____ LISTED RECORDS

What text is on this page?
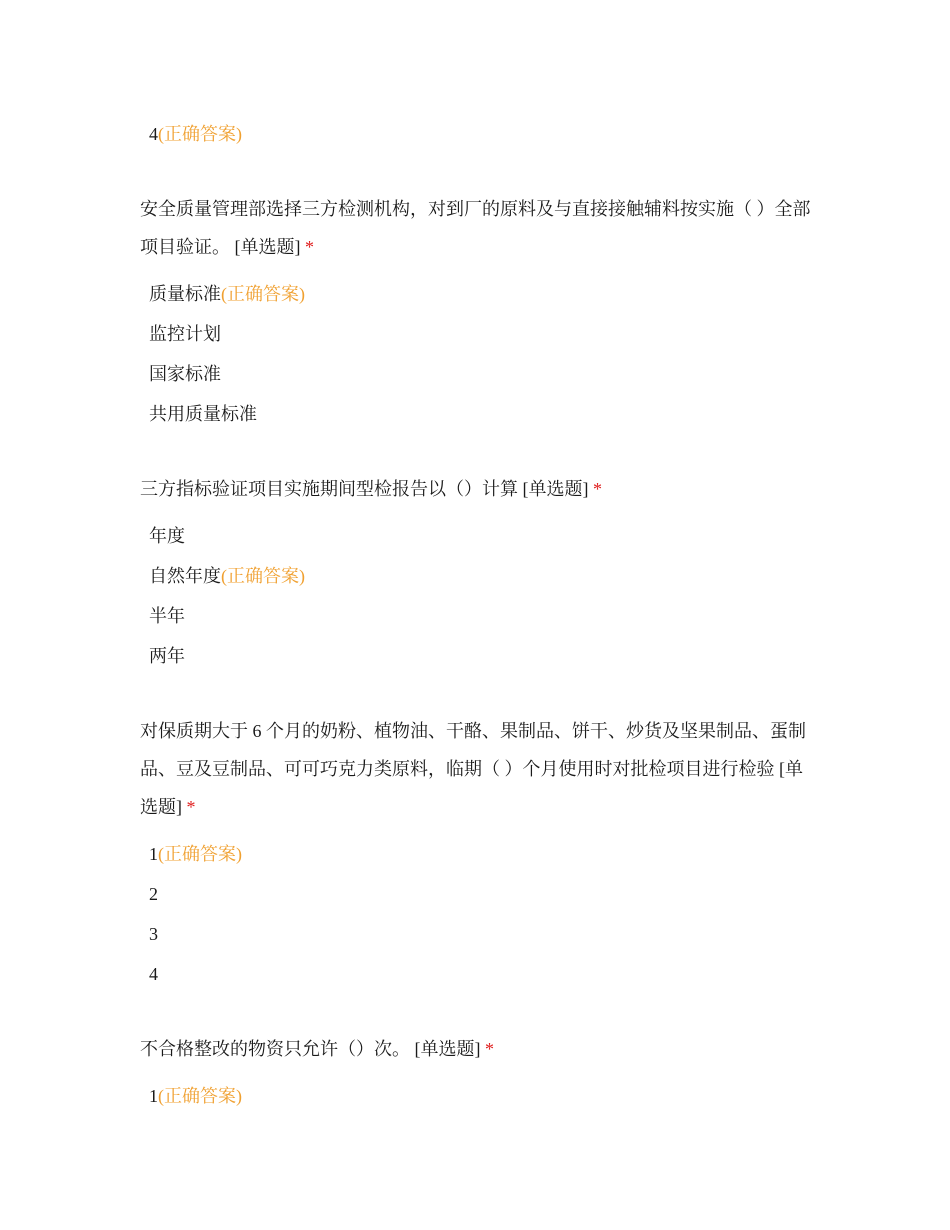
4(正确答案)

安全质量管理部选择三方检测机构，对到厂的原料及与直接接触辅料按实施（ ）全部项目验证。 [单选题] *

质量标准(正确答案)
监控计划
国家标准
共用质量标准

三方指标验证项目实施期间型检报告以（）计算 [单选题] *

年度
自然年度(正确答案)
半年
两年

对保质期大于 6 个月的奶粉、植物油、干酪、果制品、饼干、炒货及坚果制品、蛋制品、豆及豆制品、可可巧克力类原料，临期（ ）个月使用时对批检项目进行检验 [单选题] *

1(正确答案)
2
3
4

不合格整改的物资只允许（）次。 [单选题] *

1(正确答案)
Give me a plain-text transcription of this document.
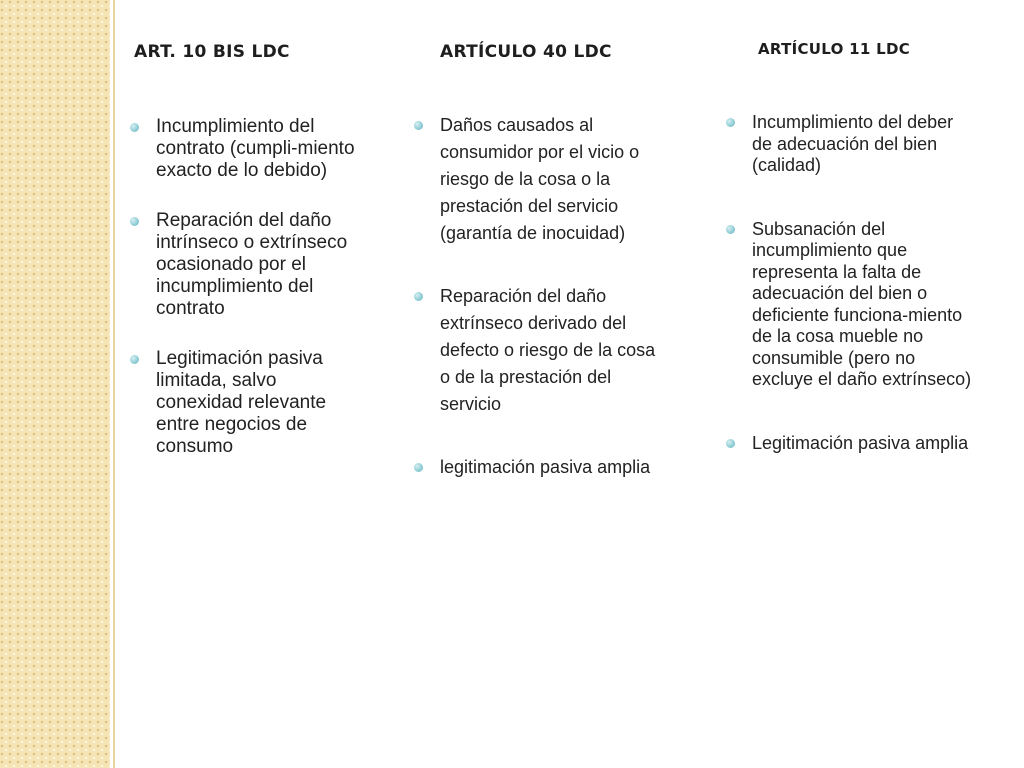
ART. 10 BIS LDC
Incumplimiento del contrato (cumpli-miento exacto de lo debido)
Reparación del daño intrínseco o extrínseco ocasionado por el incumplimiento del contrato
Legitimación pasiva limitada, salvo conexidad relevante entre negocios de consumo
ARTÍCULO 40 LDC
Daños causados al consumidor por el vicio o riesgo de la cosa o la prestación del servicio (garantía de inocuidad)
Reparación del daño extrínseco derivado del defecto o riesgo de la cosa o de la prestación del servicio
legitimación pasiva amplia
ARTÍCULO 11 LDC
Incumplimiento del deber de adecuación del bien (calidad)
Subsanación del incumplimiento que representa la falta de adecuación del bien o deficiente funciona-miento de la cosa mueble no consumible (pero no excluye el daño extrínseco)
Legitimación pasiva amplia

________

__GIVEN INSTRUCTION__: Give only the count of lines in this material that contain the string "contrato".

__EXPECTED ANSWER__: 2